• Exercise prompt: Reproduce the listing below in its entirety. Change nothing.

----

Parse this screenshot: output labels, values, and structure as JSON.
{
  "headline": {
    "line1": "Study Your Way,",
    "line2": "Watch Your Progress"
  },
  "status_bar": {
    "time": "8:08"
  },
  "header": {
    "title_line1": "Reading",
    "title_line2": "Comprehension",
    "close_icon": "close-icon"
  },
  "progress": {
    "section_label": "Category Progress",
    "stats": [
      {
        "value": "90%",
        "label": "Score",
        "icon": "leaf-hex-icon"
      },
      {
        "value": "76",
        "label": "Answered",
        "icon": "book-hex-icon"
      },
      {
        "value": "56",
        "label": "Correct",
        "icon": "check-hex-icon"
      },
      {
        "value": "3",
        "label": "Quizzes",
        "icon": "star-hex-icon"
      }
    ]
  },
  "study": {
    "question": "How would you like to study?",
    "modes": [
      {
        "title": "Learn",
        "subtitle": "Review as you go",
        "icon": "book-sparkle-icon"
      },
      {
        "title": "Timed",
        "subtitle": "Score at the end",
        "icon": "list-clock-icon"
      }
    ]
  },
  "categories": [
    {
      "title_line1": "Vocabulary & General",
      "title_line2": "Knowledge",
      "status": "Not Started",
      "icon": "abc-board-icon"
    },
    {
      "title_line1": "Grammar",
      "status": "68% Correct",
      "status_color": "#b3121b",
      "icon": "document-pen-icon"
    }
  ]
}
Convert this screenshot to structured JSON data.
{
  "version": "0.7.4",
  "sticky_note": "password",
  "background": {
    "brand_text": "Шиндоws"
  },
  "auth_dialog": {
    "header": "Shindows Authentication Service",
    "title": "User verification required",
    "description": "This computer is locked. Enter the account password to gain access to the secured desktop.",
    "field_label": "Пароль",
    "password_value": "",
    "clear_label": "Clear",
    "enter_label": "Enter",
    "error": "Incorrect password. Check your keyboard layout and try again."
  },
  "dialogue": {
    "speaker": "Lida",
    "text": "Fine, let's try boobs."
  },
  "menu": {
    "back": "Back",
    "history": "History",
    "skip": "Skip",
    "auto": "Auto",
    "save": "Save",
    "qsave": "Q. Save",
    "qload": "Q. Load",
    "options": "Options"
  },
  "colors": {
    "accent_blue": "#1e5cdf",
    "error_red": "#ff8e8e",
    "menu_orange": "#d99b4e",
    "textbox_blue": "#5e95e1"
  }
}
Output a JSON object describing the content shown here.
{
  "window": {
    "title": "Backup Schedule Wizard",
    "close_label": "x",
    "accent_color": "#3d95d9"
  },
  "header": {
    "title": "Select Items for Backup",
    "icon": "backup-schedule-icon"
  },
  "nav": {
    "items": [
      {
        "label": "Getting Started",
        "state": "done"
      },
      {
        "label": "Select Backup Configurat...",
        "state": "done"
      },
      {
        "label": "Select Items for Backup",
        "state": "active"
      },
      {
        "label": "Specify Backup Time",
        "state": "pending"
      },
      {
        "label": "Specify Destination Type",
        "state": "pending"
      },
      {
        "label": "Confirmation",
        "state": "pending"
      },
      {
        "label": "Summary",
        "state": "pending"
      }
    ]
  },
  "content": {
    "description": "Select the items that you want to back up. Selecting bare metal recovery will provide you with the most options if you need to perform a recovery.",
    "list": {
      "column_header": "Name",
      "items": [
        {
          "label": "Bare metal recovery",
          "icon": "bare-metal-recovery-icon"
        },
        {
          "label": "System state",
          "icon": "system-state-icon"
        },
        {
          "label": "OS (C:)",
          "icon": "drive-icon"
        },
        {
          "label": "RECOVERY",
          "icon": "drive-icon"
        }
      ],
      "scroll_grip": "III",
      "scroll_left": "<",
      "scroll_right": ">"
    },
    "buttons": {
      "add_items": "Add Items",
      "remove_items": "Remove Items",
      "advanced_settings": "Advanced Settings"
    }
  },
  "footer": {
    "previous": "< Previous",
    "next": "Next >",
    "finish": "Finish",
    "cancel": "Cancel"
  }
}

----

• Reply:
Parse this screenshot: output labels, values, and structure as JSON.
{
  "headline": {
    "line1": "Study Your Way,",
    "line2": "Watch Your Progress"
  },
  "status_bar": {
    "time": "8:08"
  },
  "header": {
    "title_line1": "Reading",
    "title_line2": "Comprehension",
    "close_icon": "close-icon"
  },
  "progress": {
    "section_label": "Category Progress",
    "stats": [
      {
        "value": "90%",
        "label": "Score",
        "icon": "leaf-hex-icon"
      },
      {
        "value": "76",
        "label": "Answered",
        "icon": "book-hex-icon"
      },
      {
        "value": "56",
        "label": "Correct",
        "icon": "check-hex-icon"
      },
      {
        "value": "3",
        "label": "Quizzes",
        "icon": "star-hex-icon"
      }
    ]
  },
  "study": {
    "question": "How would you like to study?",
    "modes": [
      {
        "title": "Learn",
        "subtitle": "Review as you go",
        "icon": "book-sparkle-icon"
      },
      {
        "title": "Timed",
        "subtitle": "Score at the end",
        "icon": "list-clock-icon"
      }
    ]
  },
  "categories": [
    {
      "title_line1": "Vocabulary & General",
      "title_line2": "Knowledge",
      "status": "Not Started",
      "icon": "abc-board-icon"
    },
    {
      "title_line1": "Grammar",
      "status": "68% Correct",
      "status_color": "#b3121b",
      "icon": "document-pen-icon"
    }
  ]
}
Convert this screenshot to structured JSON data.
{
  "version": "0.7.4",
  "sticky_note": "password",
  "background": {
    "brand_text": "Шиндоws"
  },
  "auth_dialog": {
    "header": "Shindows Authentication Service",
    "title": "User verification required",
    "description": "This computer is locked. Enter the account password to gain access to the secured desktop.",
    "field_label": "Пароль",
    "password_value": "",
    "clear_label": "Clear",
    "enter_label": "Enter",
    "error": "Incorrect password. Check your keyboard layout and try again."
  },
  "dialogue": {
    "speaker": "Lida",
    "text": "Fine, let's try boobs."
  },
  "menu": {
    "back": "Back",
    "history": "History",
    "skip": "Skip",
    "auto": "Auto",
    "save": "Save",
    "qsave": "Q. Save",
    "qload": "Q. Load",
    "options": "Options"
  },
  "colors": {
    "accent_blue": "#1e5cdf",
    "error_red": "#ff8e8e",
    "menu_orange": "#d99b4e",
    "textbox_blue": "#5e95e1"
  }
}
Output a JSON object describing the content shown here.
{
  "window": {
    "title": "Backup Schedule Wizard",
    "close_label": "x",
    "accent_color": "#3d95d9"
  },
  "header": {
    "title": "Select Items for Backup",
    "icon": "backup-schedule-icon"
  },
  "nav": {
    "items": [
      {
        "label": "Getting Started",
        "state": "done"
      },
      {
        "label": "Select Backup Configurat...",
        "state": "done"
      },
      {
        "label": "Select Items for Backup",
        "state": "active"
      },
      {
        "label": "Specify Backup Time",
        "state": "pending"
      },
      {
        "label": "Specify Destination Type",
        "state": "pending"
      },
      {
        "label": "Confirmation",
        "state": "pending"
      },
      {
        "label": "Summary",
        "state": "pending"
      }
    ]
  },
  "content": {
    "description": "Select the items that you want to back up. Selecting bare metal recovery will provide you with the most options if you need to perform a recovery.",
    "list": {
      "column_header": "Name",
      "items": [
        {
          "label": "Bare metal recovery",
          "icon": "bare-metal-recovery-icon"
        },
        {
          "label": "System state",
          "icon": "system-state-icon"
        },
        {
          "label": "OS (C:)",
          "icon": "drive-icon"
        },
        {
          "label": "RECOVERY",
          "icon": "drive-icon"
        }
      ],
      "scroll_grip": "III",
      "scroll_left": "<",
      "scroll_right": ">"
    },
    "buttons": {
      "add_items": "Add Items",
      "remove_items": "Remove Items",
      "advanced_settings": "Advanced Settings"
    }
  },
  "footer": {
    "previous": "< Previous",
    "next": "Next >",
    "finish": "Finish",
    "cancel": "Cancel"
  }
}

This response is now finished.